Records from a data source

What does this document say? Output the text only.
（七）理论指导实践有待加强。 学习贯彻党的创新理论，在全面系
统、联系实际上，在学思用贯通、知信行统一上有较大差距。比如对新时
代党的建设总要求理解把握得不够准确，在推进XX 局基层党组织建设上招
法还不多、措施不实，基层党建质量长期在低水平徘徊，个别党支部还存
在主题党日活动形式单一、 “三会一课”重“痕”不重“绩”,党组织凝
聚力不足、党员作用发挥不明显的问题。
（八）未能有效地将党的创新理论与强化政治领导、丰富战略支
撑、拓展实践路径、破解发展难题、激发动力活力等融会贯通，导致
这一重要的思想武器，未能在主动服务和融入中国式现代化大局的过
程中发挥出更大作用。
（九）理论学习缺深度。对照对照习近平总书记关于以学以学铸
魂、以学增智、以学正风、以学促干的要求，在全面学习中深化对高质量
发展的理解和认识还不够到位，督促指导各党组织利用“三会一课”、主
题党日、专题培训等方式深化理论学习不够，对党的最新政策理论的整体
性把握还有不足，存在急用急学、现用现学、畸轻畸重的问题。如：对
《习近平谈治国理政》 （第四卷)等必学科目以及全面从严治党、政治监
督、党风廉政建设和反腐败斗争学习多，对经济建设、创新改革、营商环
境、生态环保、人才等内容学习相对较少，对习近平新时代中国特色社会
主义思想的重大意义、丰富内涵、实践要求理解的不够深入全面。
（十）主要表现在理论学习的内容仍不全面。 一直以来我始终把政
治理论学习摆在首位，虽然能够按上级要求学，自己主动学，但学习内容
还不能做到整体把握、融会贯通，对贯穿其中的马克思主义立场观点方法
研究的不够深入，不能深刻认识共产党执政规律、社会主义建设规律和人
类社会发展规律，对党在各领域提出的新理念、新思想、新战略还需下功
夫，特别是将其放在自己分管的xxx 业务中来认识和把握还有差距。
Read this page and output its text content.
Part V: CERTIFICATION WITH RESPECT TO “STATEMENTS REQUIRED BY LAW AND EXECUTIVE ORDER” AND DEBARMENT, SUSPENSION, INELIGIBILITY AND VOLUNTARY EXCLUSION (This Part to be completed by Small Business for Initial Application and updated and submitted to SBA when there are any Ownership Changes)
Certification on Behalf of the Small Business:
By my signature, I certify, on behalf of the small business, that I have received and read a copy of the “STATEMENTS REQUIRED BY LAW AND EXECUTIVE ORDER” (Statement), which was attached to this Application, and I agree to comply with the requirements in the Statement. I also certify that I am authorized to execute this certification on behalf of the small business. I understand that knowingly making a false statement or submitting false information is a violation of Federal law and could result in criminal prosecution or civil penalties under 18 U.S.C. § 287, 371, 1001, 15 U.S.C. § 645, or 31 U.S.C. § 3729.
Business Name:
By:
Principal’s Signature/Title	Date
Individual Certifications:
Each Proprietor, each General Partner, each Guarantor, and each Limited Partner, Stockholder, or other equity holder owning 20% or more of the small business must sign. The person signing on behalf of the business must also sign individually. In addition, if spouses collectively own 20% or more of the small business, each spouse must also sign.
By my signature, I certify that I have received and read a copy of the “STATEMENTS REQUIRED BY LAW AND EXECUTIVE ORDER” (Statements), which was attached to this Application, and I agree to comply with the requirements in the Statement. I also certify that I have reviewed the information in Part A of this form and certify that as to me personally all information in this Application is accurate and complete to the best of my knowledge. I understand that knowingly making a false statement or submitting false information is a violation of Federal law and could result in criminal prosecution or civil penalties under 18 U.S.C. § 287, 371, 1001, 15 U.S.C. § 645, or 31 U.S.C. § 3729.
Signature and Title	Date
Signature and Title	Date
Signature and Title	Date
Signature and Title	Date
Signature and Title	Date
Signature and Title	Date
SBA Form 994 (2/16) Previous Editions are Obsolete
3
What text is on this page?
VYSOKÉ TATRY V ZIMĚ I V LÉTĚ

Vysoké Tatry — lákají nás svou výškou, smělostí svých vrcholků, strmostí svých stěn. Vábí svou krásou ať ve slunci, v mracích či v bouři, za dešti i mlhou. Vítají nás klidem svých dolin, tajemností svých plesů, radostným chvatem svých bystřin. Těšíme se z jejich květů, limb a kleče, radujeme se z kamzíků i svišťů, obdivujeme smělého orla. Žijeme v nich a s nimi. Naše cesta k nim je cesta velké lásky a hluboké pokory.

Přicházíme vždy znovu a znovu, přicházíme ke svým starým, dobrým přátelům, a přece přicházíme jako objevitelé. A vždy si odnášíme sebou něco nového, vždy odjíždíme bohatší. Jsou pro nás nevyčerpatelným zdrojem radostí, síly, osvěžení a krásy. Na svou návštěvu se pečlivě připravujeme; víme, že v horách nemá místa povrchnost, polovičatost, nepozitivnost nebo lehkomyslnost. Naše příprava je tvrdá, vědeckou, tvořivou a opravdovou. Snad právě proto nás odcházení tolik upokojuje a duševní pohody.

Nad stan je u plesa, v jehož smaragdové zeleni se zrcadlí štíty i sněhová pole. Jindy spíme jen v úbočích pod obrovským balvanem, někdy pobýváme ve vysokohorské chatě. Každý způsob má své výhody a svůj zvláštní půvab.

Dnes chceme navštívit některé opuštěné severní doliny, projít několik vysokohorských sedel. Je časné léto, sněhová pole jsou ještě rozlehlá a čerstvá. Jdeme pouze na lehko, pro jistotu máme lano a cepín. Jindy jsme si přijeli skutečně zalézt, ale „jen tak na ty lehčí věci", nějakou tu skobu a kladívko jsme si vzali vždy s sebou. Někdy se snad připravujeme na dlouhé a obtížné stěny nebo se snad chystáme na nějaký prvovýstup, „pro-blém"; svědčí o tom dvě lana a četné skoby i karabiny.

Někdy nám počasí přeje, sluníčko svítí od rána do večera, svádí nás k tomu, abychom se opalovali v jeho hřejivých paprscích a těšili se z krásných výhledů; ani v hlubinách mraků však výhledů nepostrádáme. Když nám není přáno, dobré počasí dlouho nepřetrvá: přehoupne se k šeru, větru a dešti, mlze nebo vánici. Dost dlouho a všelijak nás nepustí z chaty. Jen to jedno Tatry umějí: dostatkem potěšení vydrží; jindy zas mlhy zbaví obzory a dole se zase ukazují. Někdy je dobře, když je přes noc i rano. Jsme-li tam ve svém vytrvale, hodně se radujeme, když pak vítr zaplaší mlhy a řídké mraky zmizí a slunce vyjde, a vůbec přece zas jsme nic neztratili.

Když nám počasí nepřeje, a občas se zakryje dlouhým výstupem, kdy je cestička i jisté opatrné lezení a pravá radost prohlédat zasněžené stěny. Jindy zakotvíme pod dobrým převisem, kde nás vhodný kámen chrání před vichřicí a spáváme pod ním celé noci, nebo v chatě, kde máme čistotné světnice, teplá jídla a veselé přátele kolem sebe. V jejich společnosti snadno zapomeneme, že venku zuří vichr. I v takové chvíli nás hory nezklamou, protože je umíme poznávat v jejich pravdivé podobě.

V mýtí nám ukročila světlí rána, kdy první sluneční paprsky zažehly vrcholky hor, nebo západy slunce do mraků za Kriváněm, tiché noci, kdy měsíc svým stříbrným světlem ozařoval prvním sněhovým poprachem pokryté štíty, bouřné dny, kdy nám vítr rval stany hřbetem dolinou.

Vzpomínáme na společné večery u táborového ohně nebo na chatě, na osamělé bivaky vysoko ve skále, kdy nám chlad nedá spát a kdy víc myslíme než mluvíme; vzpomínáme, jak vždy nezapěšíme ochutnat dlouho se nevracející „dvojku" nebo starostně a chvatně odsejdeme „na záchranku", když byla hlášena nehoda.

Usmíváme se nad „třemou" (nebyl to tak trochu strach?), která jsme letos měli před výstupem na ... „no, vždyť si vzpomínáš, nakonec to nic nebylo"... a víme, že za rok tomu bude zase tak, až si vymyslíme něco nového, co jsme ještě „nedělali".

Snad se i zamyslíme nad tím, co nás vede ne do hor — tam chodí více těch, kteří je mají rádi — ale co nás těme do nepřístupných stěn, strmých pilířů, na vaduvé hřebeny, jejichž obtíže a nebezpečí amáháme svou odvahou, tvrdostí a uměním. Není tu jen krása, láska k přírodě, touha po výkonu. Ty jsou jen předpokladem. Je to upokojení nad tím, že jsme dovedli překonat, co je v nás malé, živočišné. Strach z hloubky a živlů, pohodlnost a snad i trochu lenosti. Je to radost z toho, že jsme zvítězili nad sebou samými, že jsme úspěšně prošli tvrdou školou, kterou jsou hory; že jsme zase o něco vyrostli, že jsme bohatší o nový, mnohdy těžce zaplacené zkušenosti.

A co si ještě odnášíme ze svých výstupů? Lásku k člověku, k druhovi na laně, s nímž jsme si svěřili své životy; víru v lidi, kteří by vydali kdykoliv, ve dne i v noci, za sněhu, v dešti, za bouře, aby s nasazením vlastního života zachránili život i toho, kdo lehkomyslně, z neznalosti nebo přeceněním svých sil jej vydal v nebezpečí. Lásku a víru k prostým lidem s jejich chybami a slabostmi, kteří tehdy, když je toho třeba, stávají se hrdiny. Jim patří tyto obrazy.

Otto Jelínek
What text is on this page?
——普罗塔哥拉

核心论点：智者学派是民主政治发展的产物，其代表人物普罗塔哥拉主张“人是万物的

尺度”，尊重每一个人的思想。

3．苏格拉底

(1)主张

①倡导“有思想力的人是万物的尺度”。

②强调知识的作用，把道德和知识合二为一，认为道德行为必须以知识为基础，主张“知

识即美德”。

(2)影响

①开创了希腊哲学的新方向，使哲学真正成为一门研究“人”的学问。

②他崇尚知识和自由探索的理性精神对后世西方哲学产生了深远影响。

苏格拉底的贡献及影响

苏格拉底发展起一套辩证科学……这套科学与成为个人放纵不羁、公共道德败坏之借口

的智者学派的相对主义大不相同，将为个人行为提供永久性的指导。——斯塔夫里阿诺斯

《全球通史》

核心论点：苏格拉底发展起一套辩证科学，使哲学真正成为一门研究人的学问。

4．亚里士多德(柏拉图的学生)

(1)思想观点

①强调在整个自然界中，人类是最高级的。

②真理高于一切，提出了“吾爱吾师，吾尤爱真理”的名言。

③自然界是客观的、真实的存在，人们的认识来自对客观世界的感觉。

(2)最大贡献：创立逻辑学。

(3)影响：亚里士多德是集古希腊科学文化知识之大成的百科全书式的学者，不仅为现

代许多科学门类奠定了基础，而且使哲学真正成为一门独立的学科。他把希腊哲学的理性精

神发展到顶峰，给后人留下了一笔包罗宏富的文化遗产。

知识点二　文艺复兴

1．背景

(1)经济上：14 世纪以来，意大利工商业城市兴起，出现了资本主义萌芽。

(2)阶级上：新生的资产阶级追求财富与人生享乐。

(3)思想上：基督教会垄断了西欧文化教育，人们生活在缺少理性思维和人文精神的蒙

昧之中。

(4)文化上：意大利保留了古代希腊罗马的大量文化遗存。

### Your task
Pick out the lines containing the string "核心论点".

### Exercise response
核心论点：智者学派是民主政治发展的产物，其代表人物普罗塔哥拉主张“人是万物的
核心论点：苏格拉底发展起一套辩证科学，使哲学真正成为一门研究人的学问。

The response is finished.